▶ _Your goal_:
Copy out the entries below in full and exactly.
::: Records provided
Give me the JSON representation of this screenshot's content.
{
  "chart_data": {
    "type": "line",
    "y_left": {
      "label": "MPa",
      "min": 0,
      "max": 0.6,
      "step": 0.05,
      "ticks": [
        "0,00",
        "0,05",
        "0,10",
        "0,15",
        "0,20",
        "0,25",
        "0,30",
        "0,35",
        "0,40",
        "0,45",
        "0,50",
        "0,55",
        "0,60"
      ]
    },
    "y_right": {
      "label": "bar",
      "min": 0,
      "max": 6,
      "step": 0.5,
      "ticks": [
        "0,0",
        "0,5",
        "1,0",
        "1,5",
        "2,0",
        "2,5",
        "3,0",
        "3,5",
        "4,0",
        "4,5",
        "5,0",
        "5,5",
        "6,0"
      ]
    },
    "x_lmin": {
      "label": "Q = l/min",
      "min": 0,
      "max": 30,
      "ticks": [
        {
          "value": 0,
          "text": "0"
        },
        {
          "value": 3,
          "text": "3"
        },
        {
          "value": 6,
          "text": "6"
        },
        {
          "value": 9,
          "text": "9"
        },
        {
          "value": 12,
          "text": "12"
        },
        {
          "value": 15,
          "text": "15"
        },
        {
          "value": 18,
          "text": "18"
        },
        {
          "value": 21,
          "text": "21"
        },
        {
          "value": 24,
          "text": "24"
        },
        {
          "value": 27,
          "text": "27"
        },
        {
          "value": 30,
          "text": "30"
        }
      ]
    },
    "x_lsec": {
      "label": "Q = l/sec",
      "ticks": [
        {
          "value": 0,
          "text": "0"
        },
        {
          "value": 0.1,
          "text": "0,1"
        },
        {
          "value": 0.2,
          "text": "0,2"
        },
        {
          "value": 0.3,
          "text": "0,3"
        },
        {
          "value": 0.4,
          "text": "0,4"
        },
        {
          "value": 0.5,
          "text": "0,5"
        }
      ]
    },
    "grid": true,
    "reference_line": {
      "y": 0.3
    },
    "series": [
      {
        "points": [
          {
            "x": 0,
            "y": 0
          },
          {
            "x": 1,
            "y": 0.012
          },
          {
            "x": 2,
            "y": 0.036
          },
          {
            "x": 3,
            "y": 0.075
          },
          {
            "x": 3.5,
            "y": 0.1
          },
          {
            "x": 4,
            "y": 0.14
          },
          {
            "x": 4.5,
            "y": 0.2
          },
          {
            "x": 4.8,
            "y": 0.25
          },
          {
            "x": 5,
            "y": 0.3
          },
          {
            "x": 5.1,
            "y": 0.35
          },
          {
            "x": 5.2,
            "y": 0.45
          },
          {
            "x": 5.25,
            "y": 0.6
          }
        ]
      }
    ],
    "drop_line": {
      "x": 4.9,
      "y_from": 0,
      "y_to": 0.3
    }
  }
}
::::::
▶ _Exercise solution_:
Give me the JSON representation of this screenshot's content.
{
  "chart_data": {
    "type": "line",
    "y_left": {
      "label": "MPa",
      "min": 0,
      "max": 0.6,
      "step": 0.05,
      "ticks": [
        "0,00",
        "0,05",
        "0,10",
        "0,15",
        "0,20",
        "0,25",
        "0,30",
        "0,35",
        "0,40",
        "0,45",
        "0,50",
        "0,55",
        "0,60"
      ]
    },
    "y_right": {
      "label": "bar",
      "min": 0,
      "max": 6,
      "step": 0.5,
      "ticks": [
        "0,0",
        "0,5",
        "1,0",
        "1,5",
        "2,0",
        "2,5",
        "3,0",
        "3,5",
        "4,0",
        "4,5",
        "5,0",
        "5,5",
        "6,0"
      ]
    },
    "x_lmin": {
      "label": "Q = l/min",
      "min": 0,
      "max": 30,
      "ticks": [
        {
          "value": 0,
          "text": "0"
        },
        {
          "value": 3,
          "text": "3"
        },
        {
          "value": 6,
          "text": "6"
        },
        {
          "value": 9,
          "text": "9"
        },
        {
          "value": 12,
          "text": "12"
        },
        {
          "value": 15,
          "text": "15"
        },
        {
          "value": 18,
          "text": "18"
        },
        {
          "value": 21,
          "text": "21"
        },
        {
          "value": 24,
          "text": "24"
        },
        {
          "value": 27,
          "text": "27"
        },
        {
          "value": 30,
          "text": "30"
        }
      ]
    },
    "x_lsec": {
      "label": "Q = l/sec",
      "ticks": [
        {
          "value": 0,
          "text": "0"
        },
        {
          "value": 0.1,
          "text": "0,1"
        },
        {
          "value": 0.2,
          "text": "0,2"
        },
        {
          "value": 0.3,
          "text": "0,3"
        },
        {
          "value": 0.4,
          "text": "0,4"
        },
        {
          "value": 0.5,
          "text": "0,5"
        }
      ]
    },
    "grid": true,
    "reference_line": {
      "y": 0.3
    },
    "series": [
      {
        "points": [
          {
            "x": 0,
            "y": 0
          },
          {
            "x": 1,
            "y": 0.012
          },
          {
            "x": 2,
            "y": 0.036
          },
          {
            "x": 3,
            "y": 0.075
          },
          {
            "x": 3.5,
            "y": 0.1
          },
          {
            "x": 4,
            "y": 0.14
          },
          {
            "x": 4.5,
            "y": 0.2
          },
          {
            "x": 4.8,
            "y": 0.25
          },
          {
            "x": 5,
            "y": 0.3
          },
          {
            "x": 5.1,
            "y": 0.35
          },
          {
            "x": 5.2,
            "y": 0.45
          },
          {
            "x": 5.25,
            "y": 0.6
          }
        ]
      }
    ],
    "drop_line": {
      "x": 4.9,
      "y_from": 0,
      "y_to": 0.3
    }
  }
}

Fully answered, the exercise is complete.